[Stored data]
↓

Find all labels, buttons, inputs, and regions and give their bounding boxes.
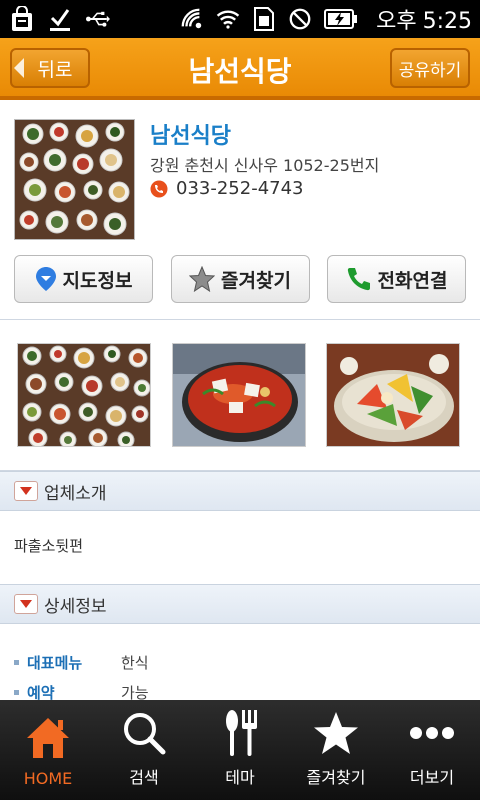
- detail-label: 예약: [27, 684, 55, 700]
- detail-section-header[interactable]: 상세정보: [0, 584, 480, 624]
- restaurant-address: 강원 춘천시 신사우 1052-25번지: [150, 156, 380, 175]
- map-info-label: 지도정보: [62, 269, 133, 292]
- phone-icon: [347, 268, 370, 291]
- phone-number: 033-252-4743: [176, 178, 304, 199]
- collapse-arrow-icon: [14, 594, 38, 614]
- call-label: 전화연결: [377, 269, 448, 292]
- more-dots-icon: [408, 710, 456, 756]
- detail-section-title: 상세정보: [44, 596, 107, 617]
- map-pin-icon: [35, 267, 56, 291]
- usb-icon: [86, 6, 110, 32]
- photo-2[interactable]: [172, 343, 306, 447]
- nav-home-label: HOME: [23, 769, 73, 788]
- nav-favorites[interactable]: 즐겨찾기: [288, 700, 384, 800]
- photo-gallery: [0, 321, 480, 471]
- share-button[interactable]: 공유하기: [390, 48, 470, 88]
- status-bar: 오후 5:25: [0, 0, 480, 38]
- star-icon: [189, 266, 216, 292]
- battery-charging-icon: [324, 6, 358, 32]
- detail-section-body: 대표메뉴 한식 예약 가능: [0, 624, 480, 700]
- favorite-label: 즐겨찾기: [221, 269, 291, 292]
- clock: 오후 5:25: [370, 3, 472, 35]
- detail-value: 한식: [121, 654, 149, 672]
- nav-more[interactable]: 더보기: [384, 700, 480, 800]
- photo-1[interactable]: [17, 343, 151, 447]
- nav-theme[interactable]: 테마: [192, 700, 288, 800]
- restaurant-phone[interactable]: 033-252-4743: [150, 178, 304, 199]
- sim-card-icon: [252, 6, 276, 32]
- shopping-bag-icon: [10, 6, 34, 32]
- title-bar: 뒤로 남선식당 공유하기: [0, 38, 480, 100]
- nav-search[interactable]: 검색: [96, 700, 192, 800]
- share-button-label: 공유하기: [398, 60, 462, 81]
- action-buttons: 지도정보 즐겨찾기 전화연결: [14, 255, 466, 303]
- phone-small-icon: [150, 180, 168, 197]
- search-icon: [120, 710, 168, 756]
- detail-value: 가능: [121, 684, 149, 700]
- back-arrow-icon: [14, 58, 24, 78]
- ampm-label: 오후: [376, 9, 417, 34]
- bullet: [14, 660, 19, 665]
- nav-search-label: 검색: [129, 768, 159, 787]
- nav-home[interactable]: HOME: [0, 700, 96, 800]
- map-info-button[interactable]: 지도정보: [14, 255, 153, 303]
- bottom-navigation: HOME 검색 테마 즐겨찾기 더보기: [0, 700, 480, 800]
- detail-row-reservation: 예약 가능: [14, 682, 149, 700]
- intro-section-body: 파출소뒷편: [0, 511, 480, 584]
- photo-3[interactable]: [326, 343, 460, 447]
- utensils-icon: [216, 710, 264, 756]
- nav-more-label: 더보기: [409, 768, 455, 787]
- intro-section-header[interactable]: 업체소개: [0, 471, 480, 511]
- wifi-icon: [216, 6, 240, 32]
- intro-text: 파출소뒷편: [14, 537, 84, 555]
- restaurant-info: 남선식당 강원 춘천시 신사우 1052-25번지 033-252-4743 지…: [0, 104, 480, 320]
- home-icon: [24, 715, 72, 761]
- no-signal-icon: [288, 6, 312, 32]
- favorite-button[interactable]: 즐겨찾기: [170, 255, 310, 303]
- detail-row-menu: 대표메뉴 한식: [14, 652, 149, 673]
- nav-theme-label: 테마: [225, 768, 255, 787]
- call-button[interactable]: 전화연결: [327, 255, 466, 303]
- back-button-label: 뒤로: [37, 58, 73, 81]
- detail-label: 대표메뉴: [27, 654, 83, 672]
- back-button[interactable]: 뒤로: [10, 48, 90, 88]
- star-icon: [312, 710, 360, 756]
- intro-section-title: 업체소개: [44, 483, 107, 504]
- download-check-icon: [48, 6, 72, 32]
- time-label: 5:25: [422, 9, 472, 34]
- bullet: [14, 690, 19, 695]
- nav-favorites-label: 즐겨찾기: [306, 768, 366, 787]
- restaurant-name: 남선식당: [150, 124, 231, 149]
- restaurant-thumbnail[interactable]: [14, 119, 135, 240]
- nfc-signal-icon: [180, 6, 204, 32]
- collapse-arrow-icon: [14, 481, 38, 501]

↑

Task to complete |
Recast the lines of the listing from the one containing "- detail-label: 예약: [27, 684, 55, 700]" through the one containing "- nav-home-label: HOME: [23, 769, 73, 788]", inclusive, as a JSON list of strings, one string per line, leaving out blank lines.

Solution for this exercise |
[
  "- detail-label: 예약: [27, 684, 55, 700]",
  "- detail-section-header[interactable]: 상세정보: [0, 584, 480, 624]",
  "- restaurant-address: 강원 춘천시 신사우 1052-25번지: [150, 156, 380, 175]",
  "- map-info-label: 지도정보: [62, 269, 133, 292]",
  "- phone-icon: [347, 268, 370, 291]",
  "- phone-number: 033-252-4743: [176, 178, 304, 199]",
  "- collapse-arrow-icon: [14, 594, 38, 614]",
  "- call-label: 전화연결: [377, 269, 448, 292]",
  "- more-dots-icon: [408, 710, 456, 756]",
  "- detail-section-title: 상세정보: [44, 596, 107, 617]",
  "- map-pin-icon: [35, 267, 56, 291]",
  "- usb-icon: [86, 6, 110, 32]",
  "- photo-2[interactable]: [172, 343, 306, 447]",
  "- nav-home-label: HOME: [23, 769, 73, 788]"
]